**GOAL**
Please write out, character for character, the lines from the one containing "item-text: Klient może" up to and including the one containing "0, 960, 62]".

**Dataset rows**

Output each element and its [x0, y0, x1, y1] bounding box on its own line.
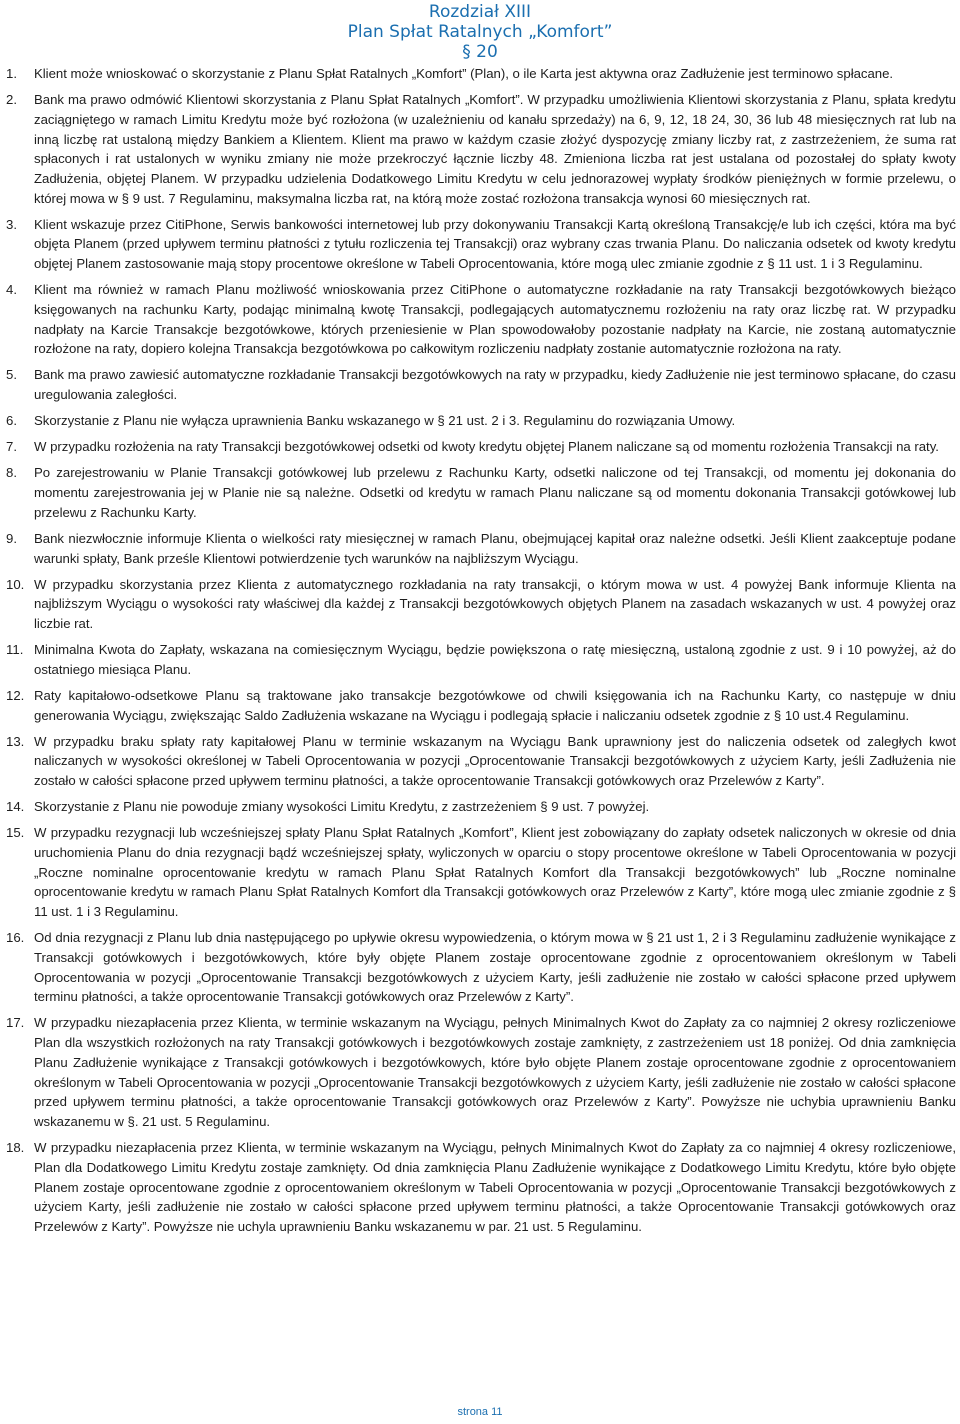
item-text: Klient może wnioskować o skorzystanie z Planu Spłat Ratalnych „Komfort” (Plan), o ile Karta jest aktywna oraz Zadłużenie jest terminowo spłacane.	[34, 66, 894, 81]
item-number: 15.	[6, 825, 25, 841]
item-text: Raty kapitałowo-odsetkowe Planu są traktowane jako transakcje bezgotówkowe od chwili księgowania ich na Rachunku Karty, co następuje w dniu generowania Wyciągu, zwiększając Saldo Zadłużenia wskazane na Wyciągu i podlegają spłacie i naliczaniu odsetek zgodnie z § 10 ust.4 Regulaminu.	[34, 687, 956, 723]
list-item	[6, 686, 956, 725]
item-number: 1.	[6, 66, 17, 81]
item-number: 5.	[6, 367, 17, 383]
list-item	[6, 797, 956, 817]
chapter-title: Rozdział XIII	[428, 2, 532, 22]
list-item	[6, 463, 956, 522]
plan-title: Plan Spłat Ratalnych „Komfort”	[347, 22, 613, 42]
item-text: Klient ma również w ramach Planu możliwość wnioskowania przez CitiPhone o automatyczne rozkładanie na raty Transakcji bezgotówkowych bieżąco księgowanych na rachunku Karty, podając minimalną kwotę Transakcji, podlegających automatycznemu rozłożeniu na raty oraz liczbę rat. W przypadku nadpłaty na Karcie Transakcje bezgotówkowe, których przeniesienie w Plan spowodowałoby pozostanie nadpłaty na Karcie, nie zostaną automatycznie rozłożone na raty, dopiero kolejna Transakcja bezgotówkowa po całkowitym rozliczeniu nadpłaty zostanie automatycznie rozłożona na raty.	[34, 282, 956, 357]
item-number: 13.	[6, 733, 25, 749]
item-number: 12.	[6, 687, 25, 703]
chapter-header	[0, 0, 960, 62]
item-number: 7.	[6, 439, 17, 455]
page-number: strona 11	[457, 1406, 503, 1418]
item-number: 9.	[6, 530, 17, 546]
list-item	[6, 823, 956, 922]
item-text: Skorzystanie z Planu nie wyłącza uprawnienia Banku wskazanego w § 21 ust. 2 i 3. Regulaminu do rozwiązania Umowy.	[34, 413, 736, 429]
item-number: 4.	[6, 282, 17, 298]
item-number: 16.	[6, 930, 25, 946]
section-number: § 20	[462, 42, 498, 62]
item-text: W przypadku niezapłacenia przez Klienta, w terminie wskazanym na Wyciągu, pełnych Minimalnych Kwot do Zapłaty za co najmniej 2 okresy rozliczeniowe Plan dla wszystkich rozłożonych na raty Transakcji gotówkowych i bezgotówkowych zostaje zamknięty, z zastrzeżeniem ust 18 poniżej. Od dnia zamknięcia Planu Zadłużenie wynikające z Transakcji gotówkowych i bezgotówkowych, które było objęte Planem zostaje oprocentowane zgodnie z oprocentowaniem określonym w Tabeli Oprocentowania w pozycji „Oprocentowanie Transakcji bezgotówkowych z użyciem Karty, jeśli zadłużenie nie zostało w całości spłacone przed upływem terminu płatności, a także oprocentowanie Transakcji gotówkowych oraz Przelewów z Karty”. Powyższe nie uchybia uprawnieniu Banku wskazanemu w §. 21 ust. 5 Regulaminu.	[34, 1015, 956, 1129]
item-text: W przypadku rozłożenia na raty Transakcji bezgotówkowej odsetki od kwoty kredytu objętej Planem naliczane są od momentu rozłożenia Transakcji na raty.	[34, 439, 939, 455]
list-item	[6, 529, 956, 568]
item-number: 8.	[6, 465, 17, 481]
item-text: W przypadku skorzystania przez Klienta z automatycznego rozkładania na raty transakcji, o którym mowa w ust. 4 powyżej Bank informuje Klienta na najbliższym Wyciągu o wysokości raty właściwej dla każdej z Transakcji bezgotówkowych objętych Planem na zasadach wskazanych w ust. 4 powyżej oraz liczbie rat.	[34, 576, 956, 632]
list-item	[6, 64, 956, 84]
item-number: 10.	[6, 576, 25, 592]
list-item	[6, 732, 956, 791]
item-text: W przypadku rezygnacji lub wcześniejszej spłaty Planu Spłat Ratalnych „Komfort”, Klient jest zobowiązany do zapłaty odsetek naliczonych w okresie od dnia uruchomienia Planu do dnia rezygnacji bądź wcześniejszej spłaty, wyliczonych w oparciu o stopy procentowe określone w Tabeli Oprocentowania w pozycji „Roczne nominalne oprocentowanie kredytu w ramach Planu Spłat Ratalnych Komfort dla Transakcji bezgotówkowych” lub „Roczne nominalne oprocentowanie kredytu w ramach Planu Spłat Ratalnych Komfort dla Transakcji gotówkowych oraz Przelewów z Karty”, które mogą ulec zmianie zgodnie z § 11 ust. 1 i 3 Regulaminu.	[34, 825, 956, 920]
item-number: 14.	[6, 799, 25, 815]
item-number: 2.	[6, 92, 17, 108]
regulation-list	[6, 64, 956, 1243]
item-text: Skorzystanie z Planu nie powoduje zmiany wysokości Limitu Kredytu, z zastrzeżeniem § 9 ust. 7 powyżej.	[34, 799, 650, 815]
list-item	[6, 575, 956, 634]
list-item	[6, 215, 956, 274]
item-number: 6.	[6, 413, 17, 429]
item-text: Bank ma prawo zawiesić automatyczne rozkładanie Transakcji bezgotówkowych na raty w przypadku, kiedy Zadłużenie nie jest terminowo spłacane, do czasu uregulowania zaległości.	[34, 367, 956, 403]
item-text: W przypadku braku spłaty raty kapitałowej Planu w terminie wskazanym na Wyciągu Bank uprawniony jest do naliczenia odsetek od zaległych kwot naliczanych w wysokości określonej w Tabeli Oprocentowania w pozycji „Oprocentowanie Transakcji bezgotówkowych z użyciem Karty, jeśli Zadłużenia nie zostało w całości spłacone przed upływem terminu płatności, a także oprocentowanie Transakcji gotówkowych oraz Przelewów z Karty”.	[34, 733, 956, 789]
item-number: 11.	[6, 642, 24, 658]
list-item	[6, 1138, 956, 1237]
item-text: Bank niezwłocznie informuje Klienta o wielkości raty miesięcznej w ramach Planu, obejmującej kapitał oraz należne odsetki. Jeśli Klient zaakceptuje podane warunki spłaty, Bank prześle Klientowi potwierdzenie tych warunków na najbliższym Wyciągu.	[34, 530, 956, 566]
list-item	[6, 437, 956, 457]
list-item	[6, 1013, 956, 1131]
list-item	[6, 928, 956, 1007]
item-text: Minimalna Kwota do Zapłaty, wskazana na comiesięcznym Wyciągu, będzie powiększona o ratę miesięczną, ustaloną zgodnie z ust. 9 i 10 powyżej, aż do ostatniego miesiąca Planu.	[34, 642, 956, 677]
item-number: 18.	[6, 1140, 25, 1156]
item-text: Od dnia rezygnacji z Planu lub dnia następującego po upływie okresu wypowiedzenia, o którym mowa w § 21 ust 1, 2 i 3 Regulaminu zadłużenie wynikające z Transakcji gotówkowych i bezgotówkowych, które były objęte Planem zostaje oprocentowane zgodnie z oprocentowaniem określonym w Tabeli Oprocentowania w pozycji „Oprocentowanie Transakcji bezgotówkowych z użyciem Karty, jeśli zadłużenie nie zostało w całości spłacone przed upływem terminu płatności, a także oprocentowanie Transakcji gotówkowych oraz Przelewów z Karty”.	[34, 930, 956, 1005]
item-text: Po zarejestrowaniu w Planie Transakcji gotówkowej lub przelewu z Rachunku Karty, odsetki naliczone od tej Transakcji, od momentu jej dokonania do momentu zarejestrowania jej w Planie nie są należne. Odsetki od kredytu w ramach Planu naliczane są od momentu dokonania Transakcji gotówkowej lub przelewu z Rachunku Karty.	[34, 465, 956, 520]
item-text: Bank ma prawo odmówić Klientowi skorzystania z Planu Spłat Ratalnych „Komfort”. W przypadku umożliwienia Klientowi skorzystania z Planu, spłata kredytu zaciągniętego w ramach Limitu Kredytu może być rozłożona (w uzależnieniu od kanału sprzedaży) na 6, 9, 12, 18 24, 30, 36 lub 48 miesięcznych rat lub na inną liczbę rat ustaloną między Bankiem a Klientem. Klient ma prawo w każdym czasie złożyć dyspozycję zmiany liczby rat, z zastrzeżeniem, że suma rat spłaconych i rat ustalonych w wyniku zmiany nie może przekroczyć łącznie liczby 48. Zmieniona liczba rat jest ustalana od pozostałej do spłaty kwoty Zadłużenia, objętej Planem. W przypadku udzielenia Dodatkowego Limitu Kredytu w celu jednorazowej wypłaty środków pieniężnych w formie przelewu, o której mowa w § 9 ust. 7 Regulaminu, maksymalna liczba rat, na którą może zostać rozłożona transakcja wynosi 60 miesięcznych rat.	[34, 92, 956, 206]
list-item	[6, 365, 956, 404]
item-text: W przypadku niezapłacenia przez Klienta, w terminie wskazanym na Wyciągu, pełnych Minimalnych Kwot do Zapłaty za co najmniej 4 okresy rozliczeniowe, Plan dla Dodatkowego Limitu Kredytu zostaje zamknięty. Od dnia zamknięcia Planu Zadłużenie wynikające z Dodatkowego Limitu Kredytu, które było objęte Planem zostaje oprocentowane zgodnie z oprocentowaniem określonym w Tabeli Oprocentowania w pozycji „Oprocentowanie Transakcji bezgotówkowych z użyciem Karty, jeśli zadłużenie nie zostało w całości spłacone przed upływem terminu płatności, a także Oprocentowanie Transakcji gotówkowych oraz Przelewów z Karty”. Powyższe nie uchyla uprawnieniu Banku wskazanemu w par. 21 ust. 5 Regulaminu.	[34, 1140, 956, 1234]
item-number: 17.	[6, 1015, 25, 1031]
item-number: 3.	[6, 216, 17, 232]
list-item	[6, 280, 956, 359]
list-item	[6, 90, 956, 208]
list-item	[6, 640, 956, 679]
list-item	[6, 411, 956, 431]
item-text: Klient wskazuje przez CitiPhone, Serwis bankowości internetowej lub przy dokonywaniu Transakcji Kartą określoną Transakcję/e lub ich części, która ma być objęta Planem (przed upływem terminu płatności z tytułu rozliczenia tej Transakcji) oraz wybrany czas trwania Planu. Do naliczania odsetek od kwoty kredytu objętej Planem zastosowanie mają stopy procentowe określone w Tabeli Oprocentowania, które mogą ulec zmianie zgodnie z § 11 ust. 1 i 3 Regulaminu.	[34, 216, 956, 272]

**WRITTEN REPLY**
item-text: Klient może wnioskować o skorzystanie z Planu Spłat Ratalnych „Komfort” (Plan), o ile Karta jest aktywna oraz Zadłużenie jest terminowo spłacane.	[34, 66, 894, 81]
item-number: 15.	[6, 825, 25, 841]
item-text: Raty kapitałowo-odsetkowe Planu są traktowane jako transakcje bezgotówkowe od chwili księgowania ich na Rachunku Karty, co następuje w dniu generowania Wyciągu, zwiększając Saldo Zadłużenia wskazane na Wyciągu i podlegają spłacie i naliczaniu odsetek zgodnie z § 10 ust.4 Regulaminu.	[34, 687, 956, 723]
list-item	[6, 686, 956, 725]
item-number: 1.	[6, 66, 17, 81]
item-number: 5.	[6, 367, 17, 383]
list-item	[6, 797, 956, 817]
chapter-title: Rozdział XIII	[428, 2, 532, 22]
list-item	[6, 463, 956, 522]
plan-title: Plan Spłat Ratalnych „Komfort”	[347, 22, 613, 42]
item-text: Klient ma również w ramach Planu możliwość wnioskowania przez CitiPhone o automatyczne rozkładanie na raty Transakcji bezgotówkowych bieżąco księgowanych na rachunku Karty, podając minimalną kwotę Transakcji, podlegających automatycznemu rozłożeniu na raty oraz liczbę rat. W przypadku nadpłaty na Karcie Transakcje bezgotówkowe, których przeniesienie w Plan spowodowałoby pozostanie nadpłaty na Karcie, nie zostaną automatycznie rozłożone na raty, dopiero kolejna Transakcja bezgotówkowa po całkowitym rozliczeniu nadpłaty zostanie automatycznie rozłożona na raty.	[34, 282, 956, 357]
item-number: 13.	[6, 733, 25, 749]
item-number: 12.	[6, 687, 25, 703]
chapter-header	[0, 0, 960, 62]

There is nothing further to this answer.